Every entry that follows should be reproduced exactly.

━━━━━ Exercise data ━━━━━

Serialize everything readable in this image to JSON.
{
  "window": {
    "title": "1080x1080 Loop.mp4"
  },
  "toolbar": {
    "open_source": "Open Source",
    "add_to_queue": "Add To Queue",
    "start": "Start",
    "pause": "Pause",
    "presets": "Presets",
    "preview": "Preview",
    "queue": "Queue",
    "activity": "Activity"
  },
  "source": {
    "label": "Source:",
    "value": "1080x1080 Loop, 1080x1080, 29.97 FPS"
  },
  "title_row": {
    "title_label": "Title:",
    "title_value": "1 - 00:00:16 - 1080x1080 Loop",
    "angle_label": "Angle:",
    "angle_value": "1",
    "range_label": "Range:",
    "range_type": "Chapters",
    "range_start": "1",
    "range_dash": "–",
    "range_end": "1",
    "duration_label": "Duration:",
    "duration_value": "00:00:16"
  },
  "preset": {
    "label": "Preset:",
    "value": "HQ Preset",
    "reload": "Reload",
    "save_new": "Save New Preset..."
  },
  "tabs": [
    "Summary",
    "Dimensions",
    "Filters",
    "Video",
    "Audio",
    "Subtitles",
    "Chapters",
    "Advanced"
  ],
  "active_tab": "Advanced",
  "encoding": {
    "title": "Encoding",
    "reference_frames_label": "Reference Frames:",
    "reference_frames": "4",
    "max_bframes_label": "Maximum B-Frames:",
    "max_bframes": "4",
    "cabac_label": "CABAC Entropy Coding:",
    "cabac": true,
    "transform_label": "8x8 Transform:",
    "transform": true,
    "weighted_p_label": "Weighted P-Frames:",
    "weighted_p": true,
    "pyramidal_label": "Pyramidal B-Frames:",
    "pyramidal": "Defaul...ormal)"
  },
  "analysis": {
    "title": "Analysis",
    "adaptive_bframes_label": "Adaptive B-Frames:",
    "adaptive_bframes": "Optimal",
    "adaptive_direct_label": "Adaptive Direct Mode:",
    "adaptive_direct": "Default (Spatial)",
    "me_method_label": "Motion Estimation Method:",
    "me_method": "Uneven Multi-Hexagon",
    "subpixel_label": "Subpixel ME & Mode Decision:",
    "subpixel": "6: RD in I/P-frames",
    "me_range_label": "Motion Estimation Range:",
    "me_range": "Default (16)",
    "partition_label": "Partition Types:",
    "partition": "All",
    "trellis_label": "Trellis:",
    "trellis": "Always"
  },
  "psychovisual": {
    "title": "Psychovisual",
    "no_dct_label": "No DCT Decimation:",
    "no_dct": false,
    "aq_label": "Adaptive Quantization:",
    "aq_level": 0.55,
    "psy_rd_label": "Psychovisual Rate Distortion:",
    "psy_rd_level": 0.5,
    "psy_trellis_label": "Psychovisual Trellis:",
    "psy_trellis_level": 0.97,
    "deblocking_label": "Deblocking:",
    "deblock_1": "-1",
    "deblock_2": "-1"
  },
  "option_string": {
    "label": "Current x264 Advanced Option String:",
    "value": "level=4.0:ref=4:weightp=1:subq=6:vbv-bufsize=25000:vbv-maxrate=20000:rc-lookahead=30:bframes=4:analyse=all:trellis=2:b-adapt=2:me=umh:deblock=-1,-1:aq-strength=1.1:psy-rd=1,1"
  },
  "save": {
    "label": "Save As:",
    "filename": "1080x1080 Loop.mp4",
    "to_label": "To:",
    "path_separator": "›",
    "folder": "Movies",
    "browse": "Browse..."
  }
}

━━━━━

◆ **Written answer**:
Serialize everything readable in this image to JSON.
{
  "window": {
    "title": "1080x1080 Loop.mp4"
  },
  "toolbar": {
    "open_source": "Open Source",
    "add_to_queue": "Add To Queue",
    "start": "Start",
    "pause": "Pause",
    "presets": "Presets",
    "preview": "Preview",
    "queue": "Queue",
    "activity": "Activity"
  },
  "source": {
    "label": "Source:",
    "value": "1080x1080 Loop, 1080x1080, 29.97 FPS"
  },
  "title_row": {
    "title_label": "Title:",
    "title_value": "1 - 00:00:16 - 1080x1080 Loop",
    "angle_label": "Angle:",
    "angle_value": "1",
    "range_label": "Range:",
    "range_type": "Chapters",
    "range_start": "1",
    "range_dash": "–",
    "range_end": "1",
    "duration_label": "Duration:",
    "duration_value": "00:00:16"
  },
  "preset": {
    "label": "Preset:",
    "value": "HQ Preset",
    "reload": "Reload",
    "save_new": "Save New Preset..."
  },
  "tabs": [
    "Summary",
    "Dimensions",
    "Filters",
    "Video",
    "Audio",
    "Subtitles",
    "Chapters",
    "Advanced"
  ],
  "active_tab": "Advanced",
  "encoding": {
    "title": "Encoding",
    "reference_frames_label": "Reference Frames:",
    "reference_frames": "4",
    "max_bframes_label": "Maximum B-Frames:",
    "max_bframes": "4",
    "cabac_label": "CABAC Entropy Coding:",
    "cabac": true,
    "transform_label": "8x8 Transform:",
    "transform": true,
    "weighted_p_label": "Weighted P-Frames:",
    "weighted_p": true,
    "pyramidal_label": "Pyramidal B-Frames:",
    "pyramidal": "Defaul...ormal)"
  },
  "analysis": {
    "title": "Analysis",
    "adaptive_bframes_label": "Adaptive B-Frames:",
    "adaptive_bframes": "Optimal",
    "adaptive_direct_label": "Adaptive Direct Mode:",
    "adaptive_direct": "Default (Spatial)",
    "me_method_label": "Motion Estimation Method:",
    "me_method": "Uneven Multi-Hexagon",
    "subpixel_label": "Subpixel ME & Mode Decision:",
    "subpixel": "6: RD in I/P-frames",
    "me_range_label": "Motion Estimation Range:",
    "me_range": "Default (16)",
    "partition_label": "Partition Types:",
    "partition": "All",
    "trellis_label": "Trellis:",
    "trellis": "Always"
  },
  "psychovisual": {
    "title": "Psychovisual",
    "no_dct_label": "No DCT Decimation:",
    "no_dct": false,
    "aq_label": "Adaptive Quantization:",
    "aq_level": 0.55,
    "psy_rd_label": "Psychovisual Rate Distortion:",
    "psy_rd_level": 0.5,
    "psy_trellis_label": "Psychovisual Trellis:",
    "psy_trellis_level": 0.97,
    "deblocking_label": "Deblocking:",
    "deblock_1": "-1",
    "deblock_2": "-1"
  },
  "option_string": {
    "label": "Current x264 Advanced Option String:",
    "value": "level=4.0:ref=4:weightp=1:subq=6:vbv-bufsize=25000:vbv-maxrate=20000:rc-lookahead=30:bframes=4:analyse=all:trellis=2:b-adapt=2:me=umh:deblock=-1,-1:aq-strength=1.1:psy-rd=1,1"
  },
  "save": {
    "label": "Save As:",
    "filename": "1080x1080 Loop.mp4",
    "to_label": "To:",
    "path_separator": "›",
    "folder": "Movies",
    "browse": "Browse..."
  }
}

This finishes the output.